→ **EXERCISE INPUT**
• • • • •

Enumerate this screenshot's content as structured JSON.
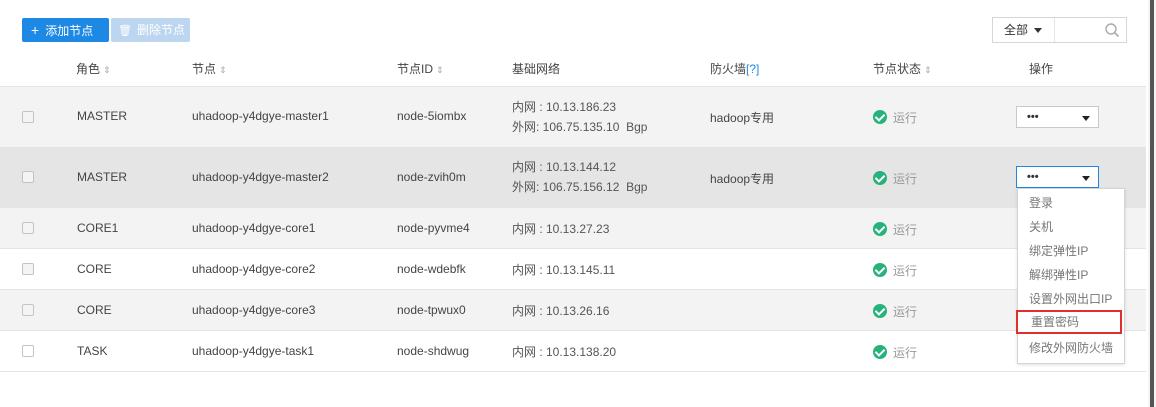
{
  "toolbar": {
    "add_label": "添加节点",
    "add_icon": "plus-icon",
    "delete_label": "删除节点",
    "delete_icon": "trash-icon",
    "filter_value": "全部",
    "filter_input_value": "",
    "search_icon": "search-icon"
  },
  "columns": {
    "role": "角色",
    "node": "节点",
    "node_id": "节点ID",
    "network": "基础网络",
    "firewall": "防火墙",
    "firewall_help": "[?]",
    "status": "节点状态",
    "ops": "操作"
  },
  "rows": [
    {
      "role": "MASTER",
      "node": "uhadoop-y4dgye-master1",
      "node_id": "node-5iombx",
      "net_inner": "内网 : 10.13.186.23",
      "net_outer": "外网: 106.75.135.10  Bgp",
      "firewall": "hadoop专用",
      "status": "运行",
      "op": "•••"
    },
    {
      "role": "MASTER",
      "node": "uhadoop-y4dgye-master2",
      "node_id": "node-zvih0m",
      "net_inner": "内网 : 10.13.144.12",
      "net_outer": "外网: 106.75.156.12  Bgp",
      "firewall": "hadoop专用",
      "status": "运行",
      "op": "•••"
    },
    {
      "role": "CORE1",
      "node": "uhadoop-y4dgye-core1",
      "node_id": "node-pyvme4",
      "net_inner": "内网 : 10.13.27.23",
      "status": "运行"
    },
    {
      "role": "CORE",
      "node": "uhadoop-y4dgye-core2",
      "node_id": "node-wdebfk",
      "net_inner": "内网 : 10.13.145.11",
      "status": "运行"
    },
    {
      "role": "CORE",
      "node": "uhadoop-y4dgye-core3",
      "node_id": "node-tpwux0",
      "net_inner": "内网 : 10.13.26.16",
      "status": "运行"
    },
    {
      "role": "TASK",
      "node": "uhadoop-y4dgye-task1",
      "node_id": "node-shdwug",
      "net_inner": "内网 : 10.13.138.20",
      "status": "运行"
    }
  ],
  "menu": {
    "items": [
      "登录",
      "关机",
      "绑定弹性IP",
      "解绑弹性IP",
      "设置外网出口IP",
      "重置密码",
      "修改外网防火墙"
    ],
    "highlighted": "重置密码"
  },
  "colors": {
    "primary": "#1e88e5",
    "disabled": "#bcd6ef",
    "status_ok": "#26b27a",
    "highlight": "#e0302b"
  }
}
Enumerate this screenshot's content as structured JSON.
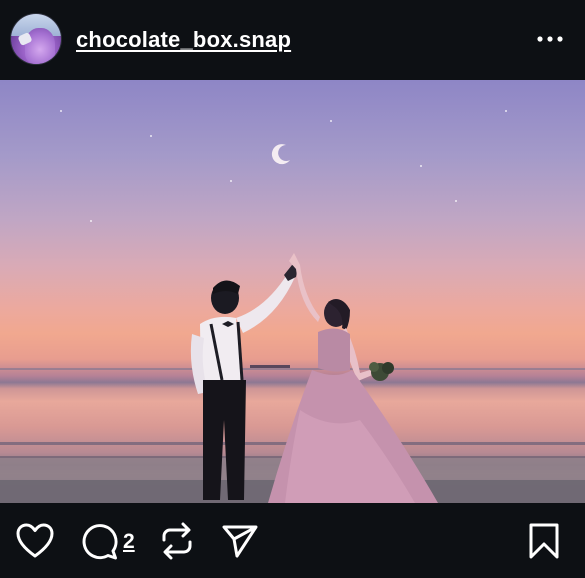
{
  "post": {
    "username": "chocolate_box.snap",
    "avatar_icon": "avatar-photo",
    "more_icon": "more-horizontal-icon",
    "photo_description_icon": "post-photo"
  },
  "actions": {
    "like_icon": "heart-icon",
    "comment_icon": "comment-icon",
    "comment_count": "2",
    "repost_icon": "repost-icon",
    "share_icon": "send-icon",
    "save_icon": "bookmark-icon"
  },
  "colors": {
    "background": "#0d1014",
    "text": "#ffffff"
  }
}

• • • • •

→ **INSTRUCTIONS FOR THE TASK**
With the pictures omitted, reproduce the records in full and exactly.

→ **REPLY**
Enumerate this screenshot's content as structured JSON.
{
  "toolbar": {
    "add_label": "添加节点",
    "add_icon": "plus-icon",
    "delete_label": "删除节点",
    "delete_icon": "trash-icon",
    "filter_value": "全部",
    "filter_input_value": "",
    "search_icon": "search-icon"
  },
  "columns": {
    "role": "角色",
    "node": "节点",
    "node_id": "节点ID",
    "network": "基础网络",
    "firewall": "防火墙",
    "firewall_help": "[?]",
    "status": "节点状态",
    "ops": "操作"
  },
  "rows": [
    {
      "role": "MASTER",
      "node": "uhadoop-y4dgye-master1",
      "node_id": "node-5iombx",
      "net_inner": "内网 : 10.13.186.23",
      "net_outer": "外网: 106.75.135.10  Bgp",
      "firewall": "hadoop专用",
      "status": "运行",
      "op": "•••"
    },
    {
      "role": "MASTER",
      "node": "uhadoop-y4dgye-master2",
      "node_id": "node-zvih0m",
      "net_inner": "内网 : 10.13.144.12",
      "net_outer": "外网: 106.75.156.12  Bgp",
      "firewall": "hadoop专用",
      "status": "运行",
      "op": "•••"
    },
    {
      "role": "CORE1",
      "node": "uhadoop-y4dgye-core1",
      "node_id": "node-pyvme4",
      "net_inner": "内网 : 10.13.27.23",
      "status": "运行"
    },
    {
      "role": "CORE",
      "node": "uhadoop-y4dgye-core2",
      "node_id": "node-wdebfk",
      "net_inner": "内网 : 10.13.145.11",
      "status": "运行"
    },
    {
      "role": "CORE",
      "node": "uhadoop-y4dgye-core3",
      "node_id": "node-tpwux0",
      "net_inner": "内网 : 10.13.26.16",
      "status": "运行"
    },
    {
      "role": "TASK",
      "node": "uhadoop-y4dgye-task1",
      "node_id": "node-shdwug",
      "net_inner": "内网 : 10.13.138.20",
      "status": "运行"
    }
  ],
  "menu": {
    "items": [
      "登录",
      "关机",
      "绑定弹性IP",
      "解绑弹性IP",
      "设置外网出口IP",
      "重置密码",
      "修改外网防火墙"
    ],
    "highlighted": "重置密码"
  },
  "colors": {
    "primary": "#1e88e5",
    "disabled": "#bcd6ef",
    "status_ok": "#26b27a",
    "highlight": "#e0302b"
  }
}
Enumerate this screenshot's content as structured JSON.
{
  "post": {
    "username": "chocolate_box.snap",
    "avatar_icon": "avatar-photo",
    "more_icon": "more-horizontal-icon",
    "photo_description_icon": "post-photo"
  },
  "actions": {
    "like_icon": "heart-icon",
    "comment_icon": "comment-icon",
    "comment_count": "2",
    "repost_icon": "repost-icon",
    "share_icon": "send-icon",
    "save_icon": "bookmark-icon"
  },
  "colors": {
    "background": "#0d1014",
    "text": "#ffffff"
  }
}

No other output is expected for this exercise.